**Task statement:** Search the data below for the word "your" and copy each line that holds it.

Excerpt from a dataset:
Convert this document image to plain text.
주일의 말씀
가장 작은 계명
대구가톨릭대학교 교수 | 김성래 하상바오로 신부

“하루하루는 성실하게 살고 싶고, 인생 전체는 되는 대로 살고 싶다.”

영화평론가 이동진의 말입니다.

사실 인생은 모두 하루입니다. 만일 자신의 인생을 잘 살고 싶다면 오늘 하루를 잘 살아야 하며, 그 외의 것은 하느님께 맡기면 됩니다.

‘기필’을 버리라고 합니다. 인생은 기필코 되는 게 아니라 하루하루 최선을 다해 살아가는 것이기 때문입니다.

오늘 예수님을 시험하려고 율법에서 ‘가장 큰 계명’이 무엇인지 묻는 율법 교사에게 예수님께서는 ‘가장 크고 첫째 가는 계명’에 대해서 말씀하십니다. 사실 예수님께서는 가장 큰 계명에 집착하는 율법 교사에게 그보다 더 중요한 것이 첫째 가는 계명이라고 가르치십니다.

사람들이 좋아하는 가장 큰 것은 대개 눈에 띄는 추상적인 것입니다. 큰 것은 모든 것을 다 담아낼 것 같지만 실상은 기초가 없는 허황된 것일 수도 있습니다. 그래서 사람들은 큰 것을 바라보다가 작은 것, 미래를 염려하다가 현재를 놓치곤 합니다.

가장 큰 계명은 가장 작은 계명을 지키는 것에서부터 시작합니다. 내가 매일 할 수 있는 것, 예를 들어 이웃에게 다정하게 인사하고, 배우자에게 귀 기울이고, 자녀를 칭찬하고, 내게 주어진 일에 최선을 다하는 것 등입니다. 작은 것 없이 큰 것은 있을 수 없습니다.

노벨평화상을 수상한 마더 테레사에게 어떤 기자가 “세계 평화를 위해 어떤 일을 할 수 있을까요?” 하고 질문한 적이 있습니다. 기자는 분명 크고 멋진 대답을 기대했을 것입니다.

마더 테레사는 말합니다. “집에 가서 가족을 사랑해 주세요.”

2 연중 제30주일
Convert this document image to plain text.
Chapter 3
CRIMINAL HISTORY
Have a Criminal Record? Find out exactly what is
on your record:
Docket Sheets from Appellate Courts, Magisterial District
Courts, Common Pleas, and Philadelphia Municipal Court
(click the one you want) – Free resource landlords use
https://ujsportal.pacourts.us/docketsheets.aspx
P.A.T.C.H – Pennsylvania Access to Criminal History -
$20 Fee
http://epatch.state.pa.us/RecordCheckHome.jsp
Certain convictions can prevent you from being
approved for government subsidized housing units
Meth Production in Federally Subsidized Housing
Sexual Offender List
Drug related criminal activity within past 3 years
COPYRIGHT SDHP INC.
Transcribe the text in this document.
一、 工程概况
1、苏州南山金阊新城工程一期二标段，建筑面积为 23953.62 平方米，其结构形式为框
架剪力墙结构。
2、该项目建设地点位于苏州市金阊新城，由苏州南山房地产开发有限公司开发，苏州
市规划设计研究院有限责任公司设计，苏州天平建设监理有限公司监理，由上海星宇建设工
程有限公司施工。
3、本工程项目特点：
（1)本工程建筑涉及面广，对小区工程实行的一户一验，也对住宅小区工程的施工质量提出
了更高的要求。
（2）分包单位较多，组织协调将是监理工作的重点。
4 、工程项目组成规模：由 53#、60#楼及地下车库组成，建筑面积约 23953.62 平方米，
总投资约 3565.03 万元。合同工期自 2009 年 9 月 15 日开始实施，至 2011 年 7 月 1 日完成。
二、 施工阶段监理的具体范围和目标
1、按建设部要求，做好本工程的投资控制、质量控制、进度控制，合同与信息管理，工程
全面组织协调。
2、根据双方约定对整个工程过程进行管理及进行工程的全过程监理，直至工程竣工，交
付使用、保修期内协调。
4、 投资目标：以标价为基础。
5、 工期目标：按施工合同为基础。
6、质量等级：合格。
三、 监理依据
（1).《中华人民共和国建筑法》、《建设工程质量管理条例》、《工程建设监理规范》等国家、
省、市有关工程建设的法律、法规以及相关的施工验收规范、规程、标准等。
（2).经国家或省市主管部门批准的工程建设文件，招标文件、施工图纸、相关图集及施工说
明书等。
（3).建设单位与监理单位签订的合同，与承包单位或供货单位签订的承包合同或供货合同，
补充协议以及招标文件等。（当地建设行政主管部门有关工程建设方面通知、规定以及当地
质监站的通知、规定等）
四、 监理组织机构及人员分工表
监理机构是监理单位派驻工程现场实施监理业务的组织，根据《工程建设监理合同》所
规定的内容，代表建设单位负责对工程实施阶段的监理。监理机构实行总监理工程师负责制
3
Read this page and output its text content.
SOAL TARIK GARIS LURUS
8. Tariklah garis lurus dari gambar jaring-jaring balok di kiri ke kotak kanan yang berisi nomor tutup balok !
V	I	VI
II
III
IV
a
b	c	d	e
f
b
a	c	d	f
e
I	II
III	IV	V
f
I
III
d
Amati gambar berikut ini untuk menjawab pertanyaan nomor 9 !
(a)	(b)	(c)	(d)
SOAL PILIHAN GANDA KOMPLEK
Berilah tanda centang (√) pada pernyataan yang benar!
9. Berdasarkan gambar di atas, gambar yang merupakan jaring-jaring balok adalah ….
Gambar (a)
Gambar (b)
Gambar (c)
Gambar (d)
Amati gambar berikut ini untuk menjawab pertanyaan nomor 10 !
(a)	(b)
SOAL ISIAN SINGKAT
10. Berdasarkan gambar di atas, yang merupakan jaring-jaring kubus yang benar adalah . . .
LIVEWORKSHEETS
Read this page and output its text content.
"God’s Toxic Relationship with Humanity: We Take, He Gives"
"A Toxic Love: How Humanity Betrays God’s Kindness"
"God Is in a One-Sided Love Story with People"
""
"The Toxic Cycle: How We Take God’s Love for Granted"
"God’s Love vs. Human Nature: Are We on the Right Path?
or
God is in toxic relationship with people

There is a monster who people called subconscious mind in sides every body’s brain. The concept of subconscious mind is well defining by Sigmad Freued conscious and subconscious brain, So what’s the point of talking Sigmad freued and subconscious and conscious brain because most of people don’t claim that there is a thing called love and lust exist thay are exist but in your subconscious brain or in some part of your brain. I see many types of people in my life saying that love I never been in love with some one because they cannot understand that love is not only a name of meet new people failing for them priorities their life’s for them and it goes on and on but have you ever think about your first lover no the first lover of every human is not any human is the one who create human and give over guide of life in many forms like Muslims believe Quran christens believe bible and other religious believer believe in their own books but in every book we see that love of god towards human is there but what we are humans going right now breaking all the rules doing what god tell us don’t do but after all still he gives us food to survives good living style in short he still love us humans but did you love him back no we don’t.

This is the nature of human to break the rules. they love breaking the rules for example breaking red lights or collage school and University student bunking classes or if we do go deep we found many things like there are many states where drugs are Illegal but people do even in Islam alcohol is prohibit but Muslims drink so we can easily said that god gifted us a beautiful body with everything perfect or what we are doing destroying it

**Completed exercise:**
on your record:
There is a monster who people called subconscious mind in sides every body’s brain. The concept of subconscious mind is well defining by Sigmad Freued conscious and subconscious brain, So what’s the point of talking Sigmad freued and subconscious and conscious brain because most of people don’t claim that there is a thing called love and lust exist thay are exist but in your subconscious brain or in some part of your brain. I see many types of people in my life saying that love I never been in love with some one because they cannot understand that love is not only a name of meet new people failing for them priorities their life’s for them and it goes on and on but have you ever think about your first lover no the first lover of every human is not any human is the one who create human and give over guide of life in many forms like Muslims believe Quran christens believe bible and other religious believer believe in their own books but in every book we see that love of god towards human is there but what we are humans going right now breaking all the rules doing what god tell us don’t do but after all still he gives us food to survives good living style in short he still love us humans but did you love him back no we don’t.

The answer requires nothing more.